Work to do: Find the lines containing the word "JSON" and copy every one of them.

Record set:
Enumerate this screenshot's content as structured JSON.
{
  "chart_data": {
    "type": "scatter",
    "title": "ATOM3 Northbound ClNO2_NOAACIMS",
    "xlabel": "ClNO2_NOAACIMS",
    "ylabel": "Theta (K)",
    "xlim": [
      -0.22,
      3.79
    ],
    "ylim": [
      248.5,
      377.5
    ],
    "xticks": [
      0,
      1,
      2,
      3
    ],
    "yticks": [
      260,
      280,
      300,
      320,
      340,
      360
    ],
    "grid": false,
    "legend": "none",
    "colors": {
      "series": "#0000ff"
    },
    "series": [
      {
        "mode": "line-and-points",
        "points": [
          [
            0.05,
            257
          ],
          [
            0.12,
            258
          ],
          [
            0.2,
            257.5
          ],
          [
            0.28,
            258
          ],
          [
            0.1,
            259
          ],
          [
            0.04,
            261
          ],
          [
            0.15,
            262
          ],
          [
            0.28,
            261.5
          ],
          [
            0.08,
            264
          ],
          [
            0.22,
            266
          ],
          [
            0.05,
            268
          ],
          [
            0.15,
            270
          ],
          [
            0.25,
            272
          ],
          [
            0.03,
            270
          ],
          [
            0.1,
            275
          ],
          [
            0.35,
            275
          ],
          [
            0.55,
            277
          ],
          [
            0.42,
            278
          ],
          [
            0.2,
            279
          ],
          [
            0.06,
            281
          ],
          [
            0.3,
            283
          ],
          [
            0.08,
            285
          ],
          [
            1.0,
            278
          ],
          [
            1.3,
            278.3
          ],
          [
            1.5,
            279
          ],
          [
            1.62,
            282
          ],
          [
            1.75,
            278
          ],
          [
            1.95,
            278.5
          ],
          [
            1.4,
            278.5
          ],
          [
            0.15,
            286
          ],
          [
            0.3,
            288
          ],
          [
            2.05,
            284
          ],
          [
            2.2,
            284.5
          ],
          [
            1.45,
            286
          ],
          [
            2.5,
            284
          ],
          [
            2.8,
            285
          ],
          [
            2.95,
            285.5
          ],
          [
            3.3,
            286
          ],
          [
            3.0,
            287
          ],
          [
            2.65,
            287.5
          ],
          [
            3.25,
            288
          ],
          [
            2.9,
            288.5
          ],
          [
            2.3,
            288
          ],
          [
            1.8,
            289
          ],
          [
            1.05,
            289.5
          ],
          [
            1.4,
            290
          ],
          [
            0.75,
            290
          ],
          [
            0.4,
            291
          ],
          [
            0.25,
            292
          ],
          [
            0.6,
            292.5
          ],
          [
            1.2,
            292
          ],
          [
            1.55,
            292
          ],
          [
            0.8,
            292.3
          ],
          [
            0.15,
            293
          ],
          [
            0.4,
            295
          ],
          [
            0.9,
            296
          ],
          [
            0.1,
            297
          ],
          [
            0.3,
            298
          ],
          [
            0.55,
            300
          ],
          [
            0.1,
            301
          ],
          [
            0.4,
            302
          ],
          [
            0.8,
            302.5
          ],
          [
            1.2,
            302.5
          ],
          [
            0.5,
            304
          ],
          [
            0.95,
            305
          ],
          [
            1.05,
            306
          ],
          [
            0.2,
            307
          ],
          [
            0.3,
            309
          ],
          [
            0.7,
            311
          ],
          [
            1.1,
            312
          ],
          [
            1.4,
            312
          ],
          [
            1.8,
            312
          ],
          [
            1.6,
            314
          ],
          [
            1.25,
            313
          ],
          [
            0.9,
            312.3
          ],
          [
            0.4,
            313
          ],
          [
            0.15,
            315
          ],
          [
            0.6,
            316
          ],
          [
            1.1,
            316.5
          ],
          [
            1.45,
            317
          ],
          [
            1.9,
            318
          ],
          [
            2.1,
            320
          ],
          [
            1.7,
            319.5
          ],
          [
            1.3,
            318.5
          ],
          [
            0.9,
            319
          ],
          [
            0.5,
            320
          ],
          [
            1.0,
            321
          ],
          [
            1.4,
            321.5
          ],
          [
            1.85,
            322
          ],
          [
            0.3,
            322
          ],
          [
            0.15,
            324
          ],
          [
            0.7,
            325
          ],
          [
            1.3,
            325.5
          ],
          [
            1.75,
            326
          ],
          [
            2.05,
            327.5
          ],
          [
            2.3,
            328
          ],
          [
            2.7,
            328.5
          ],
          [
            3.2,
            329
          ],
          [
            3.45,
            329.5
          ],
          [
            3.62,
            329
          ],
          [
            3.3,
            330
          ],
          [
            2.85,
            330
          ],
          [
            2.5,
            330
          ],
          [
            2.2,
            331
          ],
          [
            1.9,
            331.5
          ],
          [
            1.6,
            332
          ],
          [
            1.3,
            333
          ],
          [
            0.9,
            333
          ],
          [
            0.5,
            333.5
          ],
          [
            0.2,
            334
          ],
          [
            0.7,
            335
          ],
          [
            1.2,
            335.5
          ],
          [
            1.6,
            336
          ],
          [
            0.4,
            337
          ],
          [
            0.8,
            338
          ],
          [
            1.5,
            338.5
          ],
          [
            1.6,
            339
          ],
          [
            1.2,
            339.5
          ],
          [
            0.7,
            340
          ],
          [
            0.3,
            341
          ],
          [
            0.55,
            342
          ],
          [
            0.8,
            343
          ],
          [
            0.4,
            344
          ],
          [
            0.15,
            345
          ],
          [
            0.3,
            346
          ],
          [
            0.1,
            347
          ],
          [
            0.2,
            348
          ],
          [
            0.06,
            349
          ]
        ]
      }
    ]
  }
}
...
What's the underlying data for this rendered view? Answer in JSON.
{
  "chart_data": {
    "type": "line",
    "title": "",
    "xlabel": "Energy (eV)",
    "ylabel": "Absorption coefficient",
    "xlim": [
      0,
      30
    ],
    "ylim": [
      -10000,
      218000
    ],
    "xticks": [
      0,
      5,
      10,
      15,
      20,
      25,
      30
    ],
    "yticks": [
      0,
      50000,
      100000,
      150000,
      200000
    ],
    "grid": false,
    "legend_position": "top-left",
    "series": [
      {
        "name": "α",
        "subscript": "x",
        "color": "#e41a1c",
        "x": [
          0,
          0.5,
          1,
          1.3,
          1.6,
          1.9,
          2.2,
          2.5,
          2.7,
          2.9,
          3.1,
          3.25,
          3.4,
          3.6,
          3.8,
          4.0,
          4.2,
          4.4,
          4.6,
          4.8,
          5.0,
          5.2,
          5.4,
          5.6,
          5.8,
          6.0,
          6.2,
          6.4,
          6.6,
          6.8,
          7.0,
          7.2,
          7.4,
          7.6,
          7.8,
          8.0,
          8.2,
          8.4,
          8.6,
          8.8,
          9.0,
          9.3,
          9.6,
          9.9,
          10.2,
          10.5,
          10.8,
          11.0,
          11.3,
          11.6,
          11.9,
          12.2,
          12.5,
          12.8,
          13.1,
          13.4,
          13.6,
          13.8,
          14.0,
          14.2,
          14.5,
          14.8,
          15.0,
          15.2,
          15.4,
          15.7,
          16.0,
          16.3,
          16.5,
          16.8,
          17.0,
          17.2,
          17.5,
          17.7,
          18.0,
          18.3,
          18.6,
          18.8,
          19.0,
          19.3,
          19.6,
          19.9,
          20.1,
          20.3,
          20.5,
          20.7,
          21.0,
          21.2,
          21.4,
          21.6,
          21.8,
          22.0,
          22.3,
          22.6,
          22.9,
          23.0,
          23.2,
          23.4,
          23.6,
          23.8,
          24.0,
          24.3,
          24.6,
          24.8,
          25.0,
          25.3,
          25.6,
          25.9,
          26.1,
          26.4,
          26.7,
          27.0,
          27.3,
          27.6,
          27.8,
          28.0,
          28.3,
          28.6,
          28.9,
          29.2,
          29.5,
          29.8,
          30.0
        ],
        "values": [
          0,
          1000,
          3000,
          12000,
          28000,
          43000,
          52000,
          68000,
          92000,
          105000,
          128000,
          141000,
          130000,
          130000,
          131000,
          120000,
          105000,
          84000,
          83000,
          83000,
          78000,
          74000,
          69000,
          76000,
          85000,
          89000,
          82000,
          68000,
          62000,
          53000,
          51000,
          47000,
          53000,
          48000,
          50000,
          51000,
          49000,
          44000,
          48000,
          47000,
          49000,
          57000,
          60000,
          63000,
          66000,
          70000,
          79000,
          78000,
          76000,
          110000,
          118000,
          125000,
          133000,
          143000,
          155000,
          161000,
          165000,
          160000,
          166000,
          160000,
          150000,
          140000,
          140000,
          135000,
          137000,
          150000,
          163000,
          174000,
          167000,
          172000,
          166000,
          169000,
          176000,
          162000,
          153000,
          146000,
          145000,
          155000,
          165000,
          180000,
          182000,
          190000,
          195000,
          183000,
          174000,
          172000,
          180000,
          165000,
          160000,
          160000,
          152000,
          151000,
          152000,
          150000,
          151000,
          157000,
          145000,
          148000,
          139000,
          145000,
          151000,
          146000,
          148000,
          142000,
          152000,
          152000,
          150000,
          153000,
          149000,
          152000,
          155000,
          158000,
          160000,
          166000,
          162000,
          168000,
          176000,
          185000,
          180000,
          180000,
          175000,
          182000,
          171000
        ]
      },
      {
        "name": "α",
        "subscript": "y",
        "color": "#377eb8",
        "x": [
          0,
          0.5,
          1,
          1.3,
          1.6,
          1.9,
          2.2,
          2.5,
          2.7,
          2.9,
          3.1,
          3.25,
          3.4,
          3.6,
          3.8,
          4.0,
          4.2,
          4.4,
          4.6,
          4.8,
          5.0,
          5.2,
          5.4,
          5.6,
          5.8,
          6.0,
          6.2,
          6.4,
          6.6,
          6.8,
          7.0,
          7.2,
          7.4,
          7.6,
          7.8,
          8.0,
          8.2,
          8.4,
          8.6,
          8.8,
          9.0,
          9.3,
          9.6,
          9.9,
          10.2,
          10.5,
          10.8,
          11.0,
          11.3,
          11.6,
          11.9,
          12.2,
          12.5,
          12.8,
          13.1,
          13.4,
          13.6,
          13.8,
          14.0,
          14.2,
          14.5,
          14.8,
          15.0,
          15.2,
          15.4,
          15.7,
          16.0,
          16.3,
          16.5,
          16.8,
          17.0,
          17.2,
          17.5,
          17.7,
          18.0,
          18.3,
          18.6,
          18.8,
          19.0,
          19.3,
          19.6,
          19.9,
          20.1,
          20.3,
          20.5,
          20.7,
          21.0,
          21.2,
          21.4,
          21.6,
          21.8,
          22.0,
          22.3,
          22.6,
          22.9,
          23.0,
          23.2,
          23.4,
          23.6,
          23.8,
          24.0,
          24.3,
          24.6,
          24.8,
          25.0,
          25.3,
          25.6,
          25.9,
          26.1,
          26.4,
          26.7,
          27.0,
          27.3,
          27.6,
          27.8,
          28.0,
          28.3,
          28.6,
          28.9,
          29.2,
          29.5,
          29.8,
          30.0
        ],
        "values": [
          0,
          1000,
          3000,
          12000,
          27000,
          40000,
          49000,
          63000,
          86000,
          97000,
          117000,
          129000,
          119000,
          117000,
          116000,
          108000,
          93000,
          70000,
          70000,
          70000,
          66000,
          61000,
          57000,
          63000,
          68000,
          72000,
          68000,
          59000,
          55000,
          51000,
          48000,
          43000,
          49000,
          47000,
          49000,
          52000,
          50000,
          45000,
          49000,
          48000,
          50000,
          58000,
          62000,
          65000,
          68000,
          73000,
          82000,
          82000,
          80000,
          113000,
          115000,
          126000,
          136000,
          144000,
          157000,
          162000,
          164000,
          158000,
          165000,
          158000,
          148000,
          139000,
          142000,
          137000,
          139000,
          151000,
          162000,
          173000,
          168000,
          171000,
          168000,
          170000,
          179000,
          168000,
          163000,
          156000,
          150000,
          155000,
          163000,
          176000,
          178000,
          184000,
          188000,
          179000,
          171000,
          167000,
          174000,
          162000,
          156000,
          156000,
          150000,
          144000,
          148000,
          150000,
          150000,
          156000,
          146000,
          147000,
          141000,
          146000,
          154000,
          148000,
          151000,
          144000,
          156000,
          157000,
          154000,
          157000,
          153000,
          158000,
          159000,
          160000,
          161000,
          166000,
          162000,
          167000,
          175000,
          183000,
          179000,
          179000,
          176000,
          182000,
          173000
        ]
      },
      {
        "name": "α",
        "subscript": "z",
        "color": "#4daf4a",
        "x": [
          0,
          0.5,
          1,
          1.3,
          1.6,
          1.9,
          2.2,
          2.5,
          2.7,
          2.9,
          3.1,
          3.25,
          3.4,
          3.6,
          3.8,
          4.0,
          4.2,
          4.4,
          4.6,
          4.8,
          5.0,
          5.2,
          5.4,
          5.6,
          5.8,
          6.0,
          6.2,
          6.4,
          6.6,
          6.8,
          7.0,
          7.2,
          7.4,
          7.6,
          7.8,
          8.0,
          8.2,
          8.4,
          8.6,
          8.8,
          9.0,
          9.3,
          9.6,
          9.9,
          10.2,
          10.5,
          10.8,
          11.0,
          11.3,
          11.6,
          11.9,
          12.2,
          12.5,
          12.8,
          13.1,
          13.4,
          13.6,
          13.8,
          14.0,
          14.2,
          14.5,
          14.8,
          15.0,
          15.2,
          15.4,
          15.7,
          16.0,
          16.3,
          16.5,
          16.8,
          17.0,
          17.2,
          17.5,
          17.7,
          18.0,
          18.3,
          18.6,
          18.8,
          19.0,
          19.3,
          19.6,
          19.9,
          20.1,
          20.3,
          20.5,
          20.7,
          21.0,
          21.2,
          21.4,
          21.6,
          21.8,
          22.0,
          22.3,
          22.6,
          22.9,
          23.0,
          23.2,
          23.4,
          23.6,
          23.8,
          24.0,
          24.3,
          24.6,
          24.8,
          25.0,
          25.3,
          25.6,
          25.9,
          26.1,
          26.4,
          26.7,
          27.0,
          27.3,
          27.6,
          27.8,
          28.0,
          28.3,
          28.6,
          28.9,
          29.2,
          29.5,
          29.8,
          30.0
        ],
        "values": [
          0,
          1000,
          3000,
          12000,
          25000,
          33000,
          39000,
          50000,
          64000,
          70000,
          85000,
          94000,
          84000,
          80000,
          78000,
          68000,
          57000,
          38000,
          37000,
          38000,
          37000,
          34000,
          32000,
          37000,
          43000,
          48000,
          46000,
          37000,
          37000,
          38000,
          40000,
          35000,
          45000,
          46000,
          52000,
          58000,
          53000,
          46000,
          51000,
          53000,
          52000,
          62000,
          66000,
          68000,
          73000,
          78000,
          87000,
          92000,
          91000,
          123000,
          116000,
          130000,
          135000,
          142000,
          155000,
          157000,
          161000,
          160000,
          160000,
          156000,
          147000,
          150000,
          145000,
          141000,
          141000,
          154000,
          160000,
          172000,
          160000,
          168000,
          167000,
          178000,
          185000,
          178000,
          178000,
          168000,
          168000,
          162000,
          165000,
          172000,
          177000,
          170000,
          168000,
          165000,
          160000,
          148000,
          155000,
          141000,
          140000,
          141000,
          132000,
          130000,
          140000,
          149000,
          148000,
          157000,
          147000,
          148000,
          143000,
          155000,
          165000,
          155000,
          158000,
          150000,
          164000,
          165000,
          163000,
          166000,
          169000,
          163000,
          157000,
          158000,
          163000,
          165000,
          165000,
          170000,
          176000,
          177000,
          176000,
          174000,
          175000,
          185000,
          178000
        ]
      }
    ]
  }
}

Written response:
Enumerate this screenshot's content as structured JSON.
What's the underlying data for this rendered view? Answer in JSON.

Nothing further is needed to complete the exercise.